*** Items ***

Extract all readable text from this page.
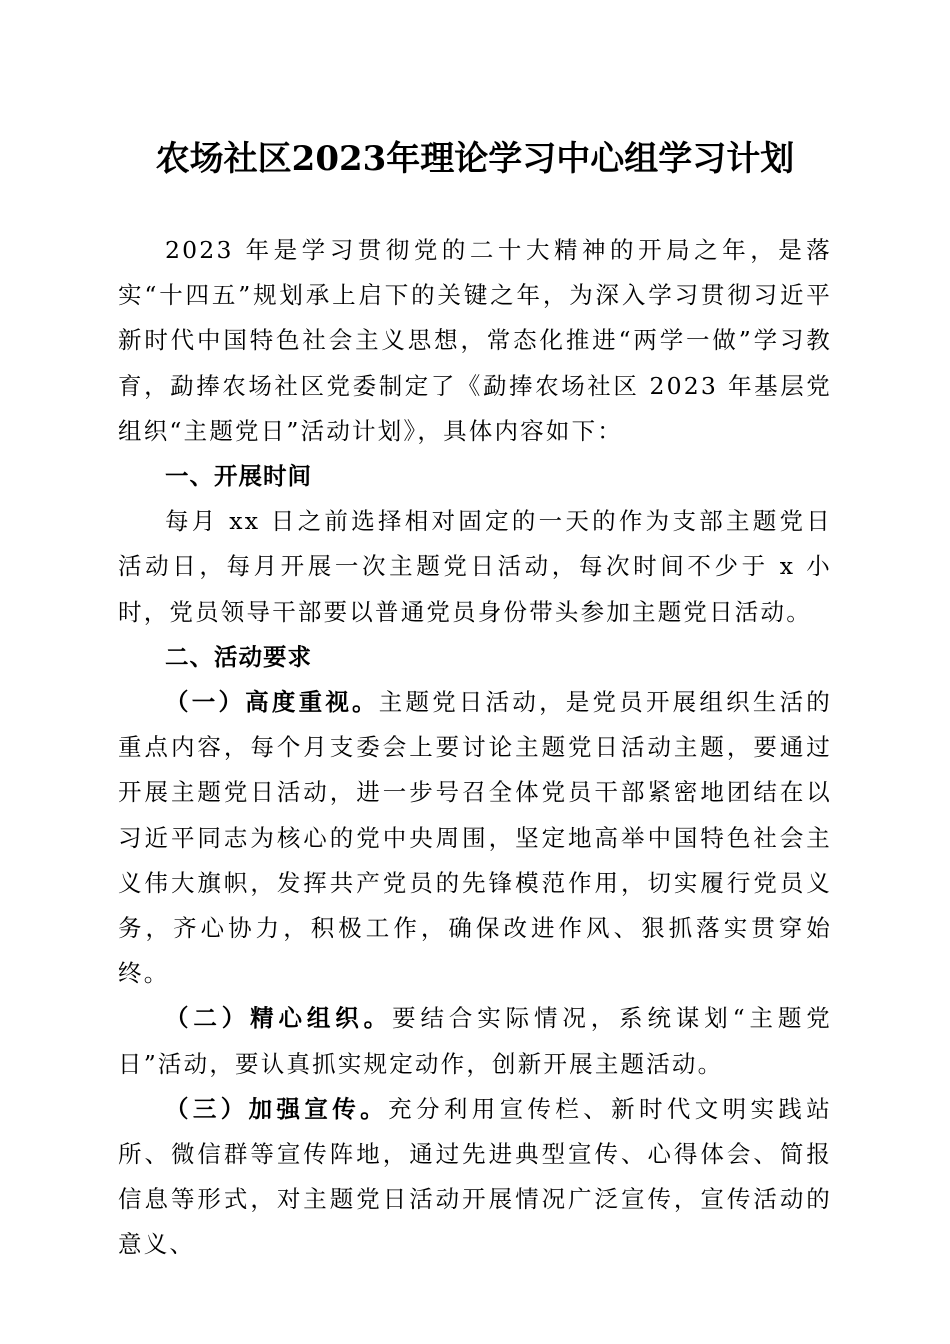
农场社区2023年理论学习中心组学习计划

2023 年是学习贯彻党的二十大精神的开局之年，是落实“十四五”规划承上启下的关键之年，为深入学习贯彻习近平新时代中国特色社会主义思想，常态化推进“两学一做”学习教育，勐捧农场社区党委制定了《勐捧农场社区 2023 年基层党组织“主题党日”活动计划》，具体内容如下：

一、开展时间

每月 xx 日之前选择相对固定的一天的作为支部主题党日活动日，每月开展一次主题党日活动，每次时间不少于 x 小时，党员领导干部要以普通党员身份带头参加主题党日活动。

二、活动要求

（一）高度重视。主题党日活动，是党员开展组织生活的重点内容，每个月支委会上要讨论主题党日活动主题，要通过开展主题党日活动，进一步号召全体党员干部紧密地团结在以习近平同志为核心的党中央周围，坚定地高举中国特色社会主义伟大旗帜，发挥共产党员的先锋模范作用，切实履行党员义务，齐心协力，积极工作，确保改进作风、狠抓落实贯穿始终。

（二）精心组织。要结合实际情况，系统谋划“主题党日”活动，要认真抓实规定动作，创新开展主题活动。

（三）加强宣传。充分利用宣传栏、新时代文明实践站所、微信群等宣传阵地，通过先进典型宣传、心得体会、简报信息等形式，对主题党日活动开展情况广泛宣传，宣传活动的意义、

***

> Aim
Transcribe every line from the records above without alteration, and leave out the images.

> Output
Extract all readable text from this page.
农场社区2023年理论学习中心组学习计划

2023 年是学习贯彻党的二十大精神的开局之年，是落实“十四五”规划承上启下的关键之年，为深入学习贯彻习近平新时代中国特色社会主义思想，常态化推进“两学一做”学习教育，勐捧农场社区党委制定了《勐捧农场社区 2023 年基层党组织“主题党日”活动计划》，具体内容如下：

一、开展时间

每月 xx 日之前选择相对固定的一天的作为支部主题党日活动日，每月开展一次主题党日活动，每次时间不少于 x 小时，党员领导干部要以普通党员身份带头参加主题党日活动。

二、活动要求

（一）高度重视。主题党日活动，是党员开展组织生活的重点内容，每个月支委会上要讨论主题党日活动主题，要通过开展主题党日活动，进一步号召全体党员干部紧密地团结在以习近平同志为核心的党中央周围，坚定地高举中国特色社会主义伟大旗帜，发挥共产党员的先锋模范作用，切实履行党员义务，齐心协力，积极工作，确保改进作风、狠抓落实贯穿始终。

（二）精心组织。要结合实际情况，系统谋划“主题党日”活动，要认真抓实规定动作，创新开展主题活动。

（三）加强宣传。充分利用宣传栏、新时代文明实践站所、微信群等宣传阵地，通过先进典型宣传、心得体会、简报信息等形式，对主题党日活动开展情况广泛宣传，宣传活动的意义、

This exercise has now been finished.